* _Given request_
Work out how many lines have "document" in them. Give only that number.

* _Extracted records_
——————

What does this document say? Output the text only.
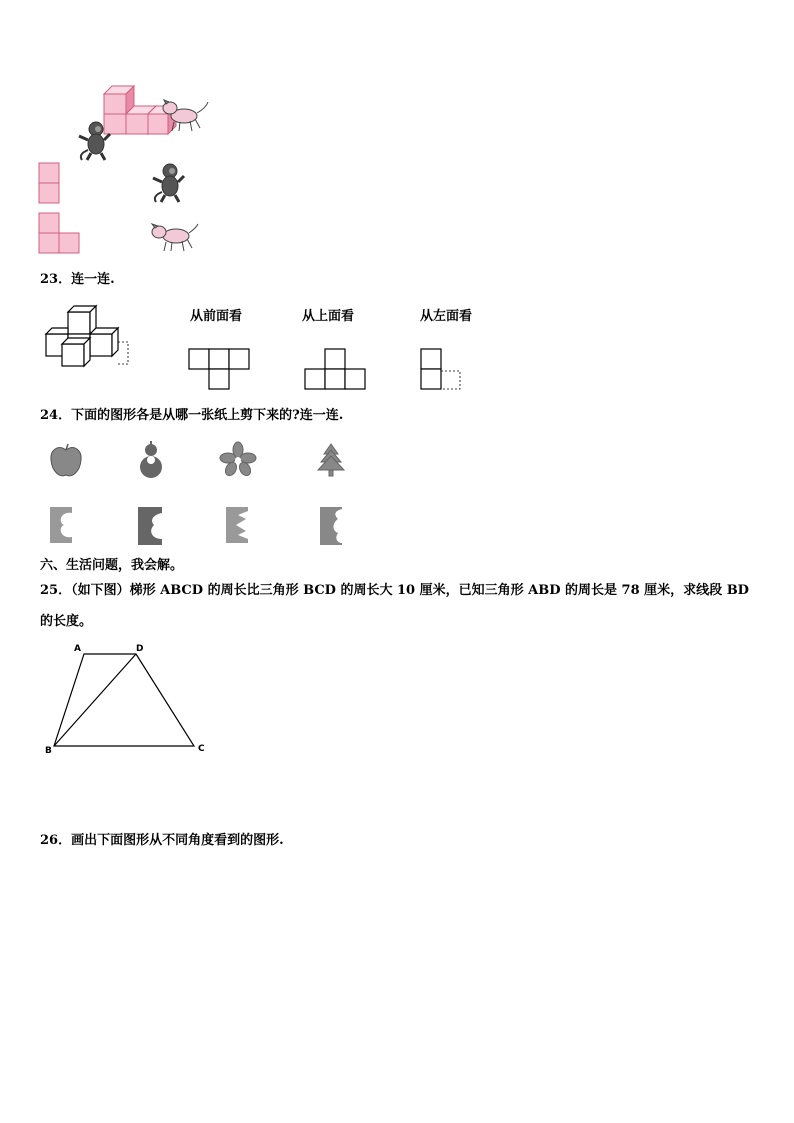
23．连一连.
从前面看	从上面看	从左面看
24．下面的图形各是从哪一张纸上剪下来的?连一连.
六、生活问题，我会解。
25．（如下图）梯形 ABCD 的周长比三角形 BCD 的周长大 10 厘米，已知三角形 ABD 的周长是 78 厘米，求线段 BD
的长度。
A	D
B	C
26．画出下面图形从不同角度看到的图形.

——————

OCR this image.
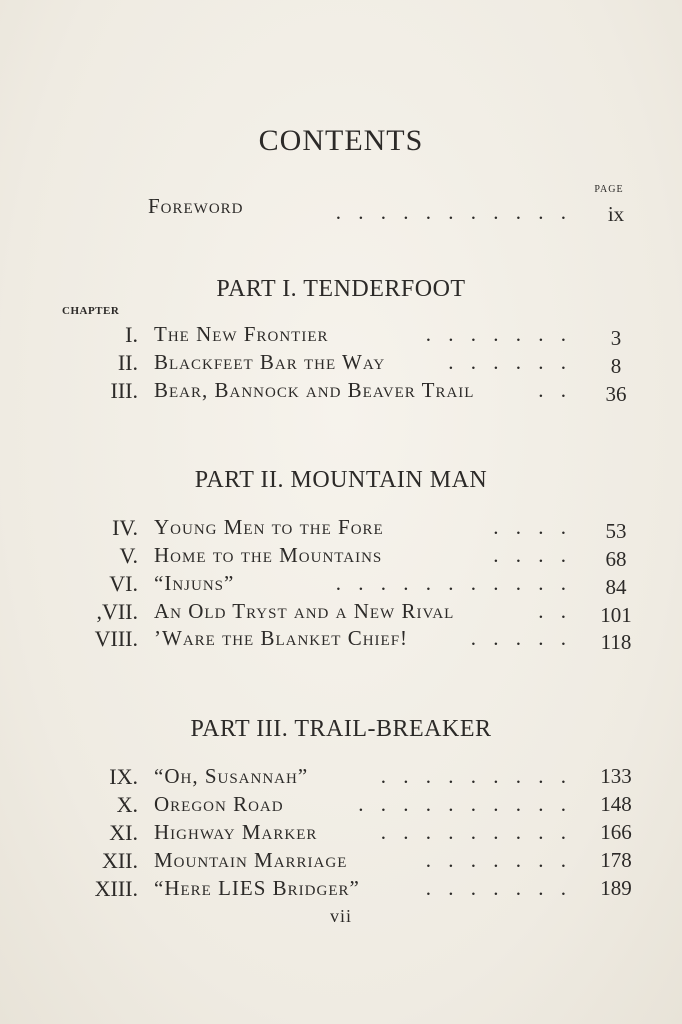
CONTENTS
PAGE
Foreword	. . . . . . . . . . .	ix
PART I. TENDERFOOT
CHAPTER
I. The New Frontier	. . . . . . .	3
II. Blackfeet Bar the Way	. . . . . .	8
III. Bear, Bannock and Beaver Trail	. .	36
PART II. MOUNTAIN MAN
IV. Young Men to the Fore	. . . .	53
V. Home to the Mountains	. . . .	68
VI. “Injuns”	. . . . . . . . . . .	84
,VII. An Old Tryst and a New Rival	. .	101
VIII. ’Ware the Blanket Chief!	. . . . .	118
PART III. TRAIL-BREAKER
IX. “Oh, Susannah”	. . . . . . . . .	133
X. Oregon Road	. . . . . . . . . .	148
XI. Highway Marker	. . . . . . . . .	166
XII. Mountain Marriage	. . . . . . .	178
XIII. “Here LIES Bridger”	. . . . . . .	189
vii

——————

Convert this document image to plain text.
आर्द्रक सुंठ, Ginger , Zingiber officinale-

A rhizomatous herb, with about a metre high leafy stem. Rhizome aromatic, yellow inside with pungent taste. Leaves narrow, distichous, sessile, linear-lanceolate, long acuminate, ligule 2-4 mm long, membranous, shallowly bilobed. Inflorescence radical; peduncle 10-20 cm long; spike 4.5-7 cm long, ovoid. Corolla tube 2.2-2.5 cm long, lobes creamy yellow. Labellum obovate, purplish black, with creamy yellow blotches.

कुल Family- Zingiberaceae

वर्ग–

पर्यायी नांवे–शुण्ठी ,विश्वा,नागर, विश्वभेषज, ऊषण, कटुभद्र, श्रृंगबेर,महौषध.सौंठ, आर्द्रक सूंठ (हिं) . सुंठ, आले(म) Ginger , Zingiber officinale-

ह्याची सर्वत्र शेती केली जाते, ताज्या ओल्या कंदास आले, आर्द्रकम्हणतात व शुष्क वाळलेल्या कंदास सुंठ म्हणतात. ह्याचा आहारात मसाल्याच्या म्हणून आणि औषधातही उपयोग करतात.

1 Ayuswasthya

——————

* _Task solution_
2